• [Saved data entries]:
########################################

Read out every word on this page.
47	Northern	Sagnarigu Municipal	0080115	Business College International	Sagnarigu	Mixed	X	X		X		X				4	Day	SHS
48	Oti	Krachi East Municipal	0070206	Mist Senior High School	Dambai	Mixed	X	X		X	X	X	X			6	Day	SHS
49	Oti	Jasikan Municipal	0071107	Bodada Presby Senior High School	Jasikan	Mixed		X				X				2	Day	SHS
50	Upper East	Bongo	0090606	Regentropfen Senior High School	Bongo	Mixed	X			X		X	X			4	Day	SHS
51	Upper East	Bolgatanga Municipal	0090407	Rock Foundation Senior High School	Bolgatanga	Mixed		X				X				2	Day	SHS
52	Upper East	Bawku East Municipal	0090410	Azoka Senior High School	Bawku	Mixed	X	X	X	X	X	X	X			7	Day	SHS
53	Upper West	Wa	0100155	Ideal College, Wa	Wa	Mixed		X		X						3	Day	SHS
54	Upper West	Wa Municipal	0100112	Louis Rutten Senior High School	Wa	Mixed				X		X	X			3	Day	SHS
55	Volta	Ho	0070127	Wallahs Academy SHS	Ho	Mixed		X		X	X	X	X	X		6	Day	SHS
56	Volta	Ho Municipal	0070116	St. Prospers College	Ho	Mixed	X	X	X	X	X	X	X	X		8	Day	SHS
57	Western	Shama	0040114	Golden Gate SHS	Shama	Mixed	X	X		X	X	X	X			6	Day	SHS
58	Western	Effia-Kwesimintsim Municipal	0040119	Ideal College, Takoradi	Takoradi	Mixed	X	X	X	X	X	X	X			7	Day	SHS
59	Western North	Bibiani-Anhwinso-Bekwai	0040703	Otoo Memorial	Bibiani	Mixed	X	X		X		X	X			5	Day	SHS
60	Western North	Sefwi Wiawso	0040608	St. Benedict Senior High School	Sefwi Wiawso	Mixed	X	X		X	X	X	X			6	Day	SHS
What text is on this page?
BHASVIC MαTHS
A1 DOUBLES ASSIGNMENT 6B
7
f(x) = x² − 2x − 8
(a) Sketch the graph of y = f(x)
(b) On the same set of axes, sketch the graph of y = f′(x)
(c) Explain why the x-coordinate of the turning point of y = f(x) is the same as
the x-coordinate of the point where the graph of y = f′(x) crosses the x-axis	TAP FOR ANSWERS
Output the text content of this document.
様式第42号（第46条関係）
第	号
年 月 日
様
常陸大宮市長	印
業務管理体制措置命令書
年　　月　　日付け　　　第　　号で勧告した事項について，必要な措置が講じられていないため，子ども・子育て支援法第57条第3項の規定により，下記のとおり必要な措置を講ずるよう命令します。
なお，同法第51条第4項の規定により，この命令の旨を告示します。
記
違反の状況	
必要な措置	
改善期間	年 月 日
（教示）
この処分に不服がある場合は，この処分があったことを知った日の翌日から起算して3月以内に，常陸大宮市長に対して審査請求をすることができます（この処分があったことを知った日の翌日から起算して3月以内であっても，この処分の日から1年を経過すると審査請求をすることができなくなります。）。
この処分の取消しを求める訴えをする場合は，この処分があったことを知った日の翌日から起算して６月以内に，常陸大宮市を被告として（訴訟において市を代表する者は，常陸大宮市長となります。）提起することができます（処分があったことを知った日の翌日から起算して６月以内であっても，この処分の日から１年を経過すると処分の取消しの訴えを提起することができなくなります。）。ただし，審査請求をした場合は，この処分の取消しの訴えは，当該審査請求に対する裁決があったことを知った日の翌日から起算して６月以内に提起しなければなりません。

########################################

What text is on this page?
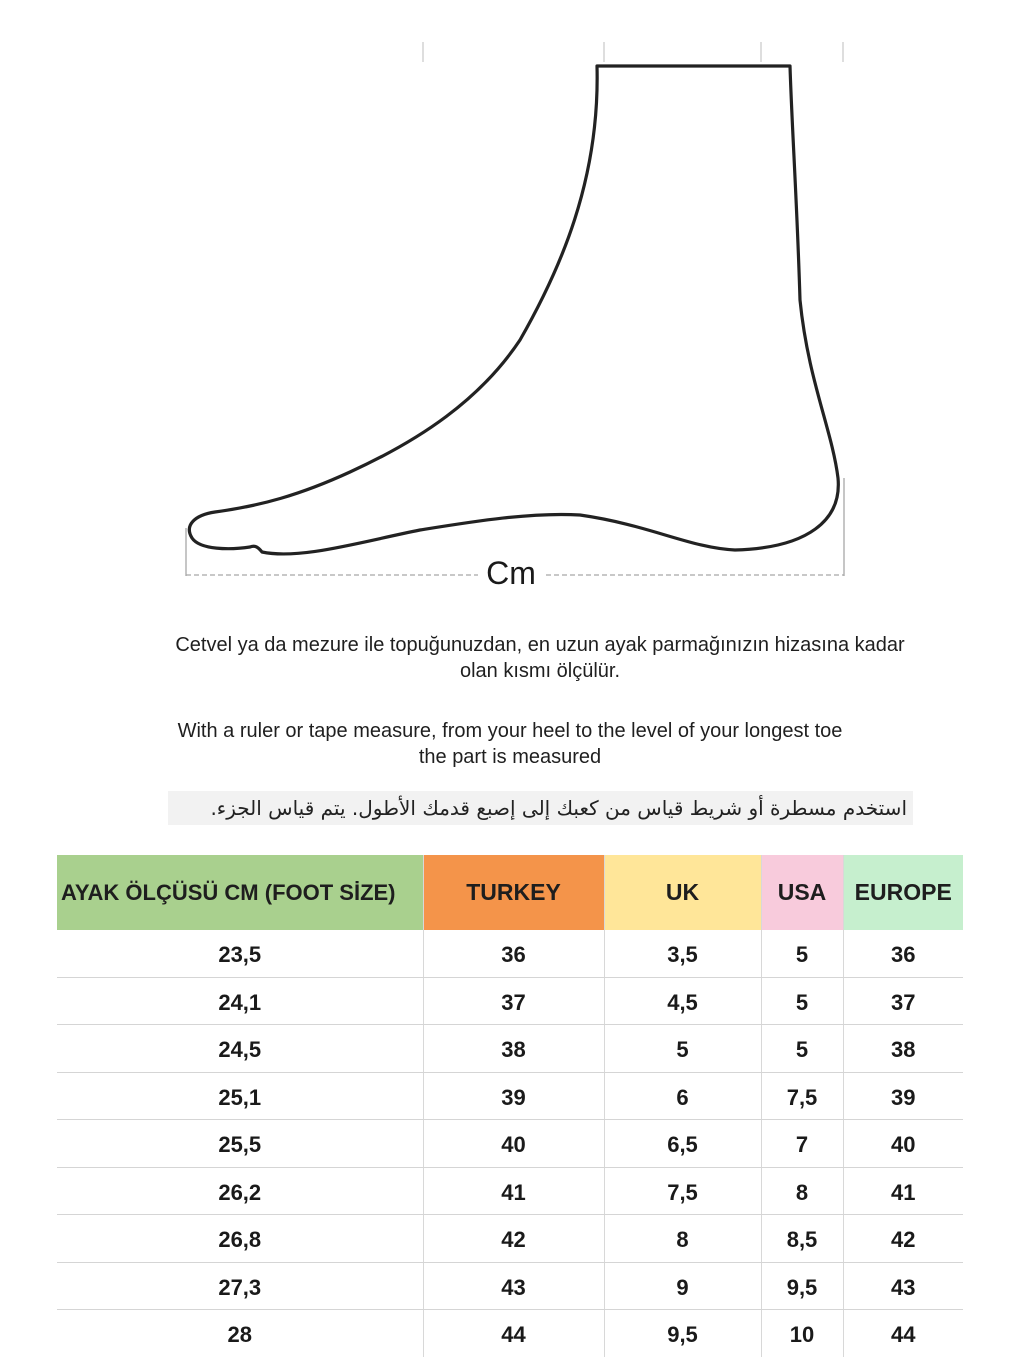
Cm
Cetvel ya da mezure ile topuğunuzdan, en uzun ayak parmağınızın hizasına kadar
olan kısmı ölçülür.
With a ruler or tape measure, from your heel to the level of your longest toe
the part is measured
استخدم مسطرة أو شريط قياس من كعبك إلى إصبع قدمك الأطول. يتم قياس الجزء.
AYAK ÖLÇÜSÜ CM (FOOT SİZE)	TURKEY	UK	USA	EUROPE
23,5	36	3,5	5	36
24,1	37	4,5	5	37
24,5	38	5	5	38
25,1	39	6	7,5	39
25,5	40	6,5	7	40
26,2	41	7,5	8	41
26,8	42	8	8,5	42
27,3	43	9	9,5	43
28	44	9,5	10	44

########################################

• [Problem to work on]: Extract every line of the records above that contains the word "Western".

• [Task result]:
57	Western	Shama	0040114	Golden Gate SHS	Shama	Mixed	X	X		X	X	X	X			6	Day	SHS
58	Western	Effia-Kwesimintsim Municipal	0040119	Ideal College, Takoradi	Takoradi	Mixed	X	X	X	X	X	X	X			7	Day	SHS
59	Western North	Bibiani-Anhwinso-Bekwai	0040703	Otoo Memorial	Bibiani	Mixed	X	X		X		X	X			5	Day	SHS
60	Western North	Sefwi Wiawso	0040608	St. Benedict Senior High School	Sefwi Wiawso	Mixed	X	X		X	X	X	X			6	Day	SHS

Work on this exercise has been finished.